__Directions__: A line counts if it contains the string "subtitle"; say how many such lines there are, giving only the number.

__Records for the task__:
-----
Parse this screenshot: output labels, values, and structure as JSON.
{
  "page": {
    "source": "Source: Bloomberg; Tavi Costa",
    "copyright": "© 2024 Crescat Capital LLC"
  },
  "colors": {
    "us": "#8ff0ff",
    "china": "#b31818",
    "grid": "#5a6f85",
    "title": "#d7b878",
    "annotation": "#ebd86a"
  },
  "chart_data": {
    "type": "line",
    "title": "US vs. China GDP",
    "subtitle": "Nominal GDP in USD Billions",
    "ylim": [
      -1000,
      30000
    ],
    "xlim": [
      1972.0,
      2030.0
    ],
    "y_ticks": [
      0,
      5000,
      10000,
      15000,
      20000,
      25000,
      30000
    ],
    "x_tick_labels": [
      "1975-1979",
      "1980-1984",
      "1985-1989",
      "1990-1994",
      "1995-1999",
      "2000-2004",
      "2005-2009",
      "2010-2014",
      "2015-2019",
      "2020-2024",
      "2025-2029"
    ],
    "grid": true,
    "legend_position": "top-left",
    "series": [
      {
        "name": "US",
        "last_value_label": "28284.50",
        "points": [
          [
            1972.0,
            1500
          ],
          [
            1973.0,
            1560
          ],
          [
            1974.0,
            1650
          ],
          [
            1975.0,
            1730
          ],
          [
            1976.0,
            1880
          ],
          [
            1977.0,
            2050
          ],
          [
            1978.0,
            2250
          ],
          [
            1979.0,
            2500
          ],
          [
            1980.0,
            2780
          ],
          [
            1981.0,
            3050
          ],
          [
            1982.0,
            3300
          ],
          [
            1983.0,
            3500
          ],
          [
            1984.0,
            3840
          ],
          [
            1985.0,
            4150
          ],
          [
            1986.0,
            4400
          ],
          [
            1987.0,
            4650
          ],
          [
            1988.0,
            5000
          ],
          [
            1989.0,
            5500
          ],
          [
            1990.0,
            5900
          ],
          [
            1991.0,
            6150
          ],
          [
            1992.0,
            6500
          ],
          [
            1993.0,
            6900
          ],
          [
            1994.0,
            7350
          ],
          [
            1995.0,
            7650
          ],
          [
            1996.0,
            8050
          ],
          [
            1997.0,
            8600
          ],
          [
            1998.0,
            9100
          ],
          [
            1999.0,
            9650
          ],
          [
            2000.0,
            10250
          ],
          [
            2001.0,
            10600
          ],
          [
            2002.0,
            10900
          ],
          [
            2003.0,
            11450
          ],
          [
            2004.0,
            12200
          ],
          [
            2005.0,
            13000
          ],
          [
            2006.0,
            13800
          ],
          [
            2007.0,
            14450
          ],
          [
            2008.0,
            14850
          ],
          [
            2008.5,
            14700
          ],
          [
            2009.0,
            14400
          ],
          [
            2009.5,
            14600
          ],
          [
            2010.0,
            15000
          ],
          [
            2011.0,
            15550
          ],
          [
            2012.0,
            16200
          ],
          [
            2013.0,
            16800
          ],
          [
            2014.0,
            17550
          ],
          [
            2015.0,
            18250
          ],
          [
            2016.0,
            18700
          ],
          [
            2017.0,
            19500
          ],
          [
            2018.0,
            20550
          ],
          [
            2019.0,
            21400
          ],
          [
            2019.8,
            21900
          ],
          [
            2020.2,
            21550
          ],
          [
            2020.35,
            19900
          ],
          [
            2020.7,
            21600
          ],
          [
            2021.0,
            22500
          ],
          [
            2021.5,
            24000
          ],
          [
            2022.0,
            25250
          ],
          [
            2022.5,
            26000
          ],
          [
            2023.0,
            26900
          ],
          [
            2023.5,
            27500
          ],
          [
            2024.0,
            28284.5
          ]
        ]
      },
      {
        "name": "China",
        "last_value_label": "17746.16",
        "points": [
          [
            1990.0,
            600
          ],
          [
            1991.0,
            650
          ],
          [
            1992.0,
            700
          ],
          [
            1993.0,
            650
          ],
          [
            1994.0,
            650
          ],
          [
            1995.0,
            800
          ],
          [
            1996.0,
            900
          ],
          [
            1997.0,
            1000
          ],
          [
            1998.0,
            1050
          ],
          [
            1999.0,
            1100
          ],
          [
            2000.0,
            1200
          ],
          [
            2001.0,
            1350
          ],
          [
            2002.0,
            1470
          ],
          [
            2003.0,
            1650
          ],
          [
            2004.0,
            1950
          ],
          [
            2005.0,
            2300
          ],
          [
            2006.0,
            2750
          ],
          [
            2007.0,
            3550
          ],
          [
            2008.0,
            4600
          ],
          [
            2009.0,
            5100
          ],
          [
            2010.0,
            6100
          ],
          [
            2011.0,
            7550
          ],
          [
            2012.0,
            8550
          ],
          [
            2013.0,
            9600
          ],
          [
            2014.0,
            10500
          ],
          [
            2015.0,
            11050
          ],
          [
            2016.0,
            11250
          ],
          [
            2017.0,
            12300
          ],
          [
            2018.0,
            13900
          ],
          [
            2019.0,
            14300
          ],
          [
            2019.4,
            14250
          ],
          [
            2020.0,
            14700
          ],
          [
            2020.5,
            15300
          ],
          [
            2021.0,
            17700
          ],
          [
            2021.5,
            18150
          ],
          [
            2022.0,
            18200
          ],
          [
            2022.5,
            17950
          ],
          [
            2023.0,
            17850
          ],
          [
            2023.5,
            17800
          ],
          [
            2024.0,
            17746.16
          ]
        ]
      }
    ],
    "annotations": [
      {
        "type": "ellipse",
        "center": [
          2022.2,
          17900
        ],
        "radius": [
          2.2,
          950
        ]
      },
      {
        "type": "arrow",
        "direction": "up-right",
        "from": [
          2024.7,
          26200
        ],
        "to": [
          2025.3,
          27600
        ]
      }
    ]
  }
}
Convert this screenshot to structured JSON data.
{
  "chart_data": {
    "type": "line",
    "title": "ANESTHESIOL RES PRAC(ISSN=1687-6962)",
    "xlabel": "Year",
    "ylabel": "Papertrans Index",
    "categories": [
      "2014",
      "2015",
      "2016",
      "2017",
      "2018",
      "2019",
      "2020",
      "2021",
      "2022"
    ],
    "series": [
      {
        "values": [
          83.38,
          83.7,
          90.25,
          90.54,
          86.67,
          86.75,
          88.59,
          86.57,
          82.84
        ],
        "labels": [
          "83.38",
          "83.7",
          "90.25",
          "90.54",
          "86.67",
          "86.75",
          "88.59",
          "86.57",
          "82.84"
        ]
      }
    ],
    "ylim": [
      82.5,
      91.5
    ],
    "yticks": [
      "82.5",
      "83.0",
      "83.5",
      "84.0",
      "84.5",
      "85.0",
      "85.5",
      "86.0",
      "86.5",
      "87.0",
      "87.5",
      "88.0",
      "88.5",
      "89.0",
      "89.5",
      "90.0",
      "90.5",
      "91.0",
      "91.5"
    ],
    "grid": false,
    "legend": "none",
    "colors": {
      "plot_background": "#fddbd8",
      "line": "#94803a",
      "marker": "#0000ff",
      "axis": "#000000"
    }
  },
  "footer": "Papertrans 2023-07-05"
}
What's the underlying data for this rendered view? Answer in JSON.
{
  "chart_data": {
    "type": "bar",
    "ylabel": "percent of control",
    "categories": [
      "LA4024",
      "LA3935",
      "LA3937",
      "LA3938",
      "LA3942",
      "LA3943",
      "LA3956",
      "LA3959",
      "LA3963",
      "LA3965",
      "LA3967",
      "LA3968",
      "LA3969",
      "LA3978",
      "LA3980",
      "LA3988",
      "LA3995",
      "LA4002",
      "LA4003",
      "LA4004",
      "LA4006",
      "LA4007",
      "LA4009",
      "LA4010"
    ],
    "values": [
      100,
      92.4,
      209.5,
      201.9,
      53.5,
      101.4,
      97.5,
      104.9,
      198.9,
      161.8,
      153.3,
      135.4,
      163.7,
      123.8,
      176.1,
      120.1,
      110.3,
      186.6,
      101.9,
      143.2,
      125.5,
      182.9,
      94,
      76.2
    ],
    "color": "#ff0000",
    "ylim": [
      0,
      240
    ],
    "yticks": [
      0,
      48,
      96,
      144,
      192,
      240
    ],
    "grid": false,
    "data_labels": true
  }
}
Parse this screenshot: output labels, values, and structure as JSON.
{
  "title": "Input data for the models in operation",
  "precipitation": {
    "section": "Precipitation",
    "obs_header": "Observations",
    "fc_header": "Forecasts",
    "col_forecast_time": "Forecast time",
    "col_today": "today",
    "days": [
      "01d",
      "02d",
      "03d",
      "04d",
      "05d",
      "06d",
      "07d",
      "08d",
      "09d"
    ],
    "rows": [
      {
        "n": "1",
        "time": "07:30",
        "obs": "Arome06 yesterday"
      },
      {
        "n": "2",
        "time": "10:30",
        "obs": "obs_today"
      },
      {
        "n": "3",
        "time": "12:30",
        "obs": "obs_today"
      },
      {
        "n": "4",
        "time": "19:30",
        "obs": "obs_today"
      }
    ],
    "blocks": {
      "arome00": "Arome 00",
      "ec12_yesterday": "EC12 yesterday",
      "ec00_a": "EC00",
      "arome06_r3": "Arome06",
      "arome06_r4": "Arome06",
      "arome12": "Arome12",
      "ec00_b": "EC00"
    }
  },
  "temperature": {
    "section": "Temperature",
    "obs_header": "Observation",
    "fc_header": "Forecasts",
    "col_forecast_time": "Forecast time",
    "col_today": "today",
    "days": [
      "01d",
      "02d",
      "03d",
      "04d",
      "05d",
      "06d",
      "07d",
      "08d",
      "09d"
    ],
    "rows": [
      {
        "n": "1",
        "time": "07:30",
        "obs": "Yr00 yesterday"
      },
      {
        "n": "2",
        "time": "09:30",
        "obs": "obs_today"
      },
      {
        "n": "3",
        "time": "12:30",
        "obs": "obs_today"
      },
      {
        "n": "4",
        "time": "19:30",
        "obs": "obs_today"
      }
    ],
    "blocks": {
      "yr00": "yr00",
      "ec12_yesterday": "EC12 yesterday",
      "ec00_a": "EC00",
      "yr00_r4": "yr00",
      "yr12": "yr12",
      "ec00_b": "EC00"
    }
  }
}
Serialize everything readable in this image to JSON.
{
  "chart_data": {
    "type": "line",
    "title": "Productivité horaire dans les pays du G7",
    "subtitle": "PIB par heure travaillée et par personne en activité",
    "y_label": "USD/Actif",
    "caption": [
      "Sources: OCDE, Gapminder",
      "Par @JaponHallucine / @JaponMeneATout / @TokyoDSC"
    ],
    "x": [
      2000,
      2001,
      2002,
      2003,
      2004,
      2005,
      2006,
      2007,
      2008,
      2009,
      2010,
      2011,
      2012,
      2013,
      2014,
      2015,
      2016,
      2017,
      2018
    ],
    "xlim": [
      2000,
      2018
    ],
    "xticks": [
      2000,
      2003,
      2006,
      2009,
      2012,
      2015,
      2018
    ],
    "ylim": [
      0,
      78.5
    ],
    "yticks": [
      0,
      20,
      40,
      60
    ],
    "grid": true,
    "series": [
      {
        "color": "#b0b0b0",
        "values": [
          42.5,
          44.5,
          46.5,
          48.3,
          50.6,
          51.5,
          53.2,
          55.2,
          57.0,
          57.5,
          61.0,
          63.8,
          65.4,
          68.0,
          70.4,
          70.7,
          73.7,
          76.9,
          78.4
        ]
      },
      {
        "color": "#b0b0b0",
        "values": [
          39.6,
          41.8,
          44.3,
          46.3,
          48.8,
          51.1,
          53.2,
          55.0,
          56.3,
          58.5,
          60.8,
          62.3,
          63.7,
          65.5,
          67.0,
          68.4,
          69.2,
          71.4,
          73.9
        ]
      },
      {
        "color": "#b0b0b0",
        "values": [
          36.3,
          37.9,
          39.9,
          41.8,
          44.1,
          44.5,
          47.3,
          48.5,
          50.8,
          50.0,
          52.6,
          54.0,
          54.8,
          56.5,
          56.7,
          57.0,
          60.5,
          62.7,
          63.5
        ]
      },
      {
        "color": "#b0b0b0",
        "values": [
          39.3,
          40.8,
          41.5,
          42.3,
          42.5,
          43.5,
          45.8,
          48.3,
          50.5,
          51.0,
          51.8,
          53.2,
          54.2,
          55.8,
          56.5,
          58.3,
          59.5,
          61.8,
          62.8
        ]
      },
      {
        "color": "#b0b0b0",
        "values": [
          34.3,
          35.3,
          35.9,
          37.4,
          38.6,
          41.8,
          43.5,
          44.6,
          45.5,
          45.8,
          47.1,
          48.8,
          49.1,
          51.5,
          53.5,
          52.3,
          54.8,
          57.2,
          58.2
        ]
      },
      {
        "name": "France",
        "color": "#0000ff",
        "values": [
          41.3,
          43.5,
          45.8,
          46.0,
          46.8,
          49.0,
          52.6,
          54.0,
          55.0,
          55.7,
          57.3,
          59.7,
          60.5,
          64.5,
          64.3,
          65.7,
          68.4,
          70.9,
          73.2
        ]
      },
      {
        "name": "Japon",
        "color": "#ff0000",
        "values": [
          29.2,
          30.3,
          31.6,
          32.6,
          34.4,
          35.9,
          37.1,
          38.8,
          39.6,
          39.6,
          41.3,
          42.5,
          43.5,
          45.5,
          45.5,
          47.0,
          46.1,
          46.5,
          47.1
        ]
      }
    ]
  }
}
-----
__Solved problem__: 2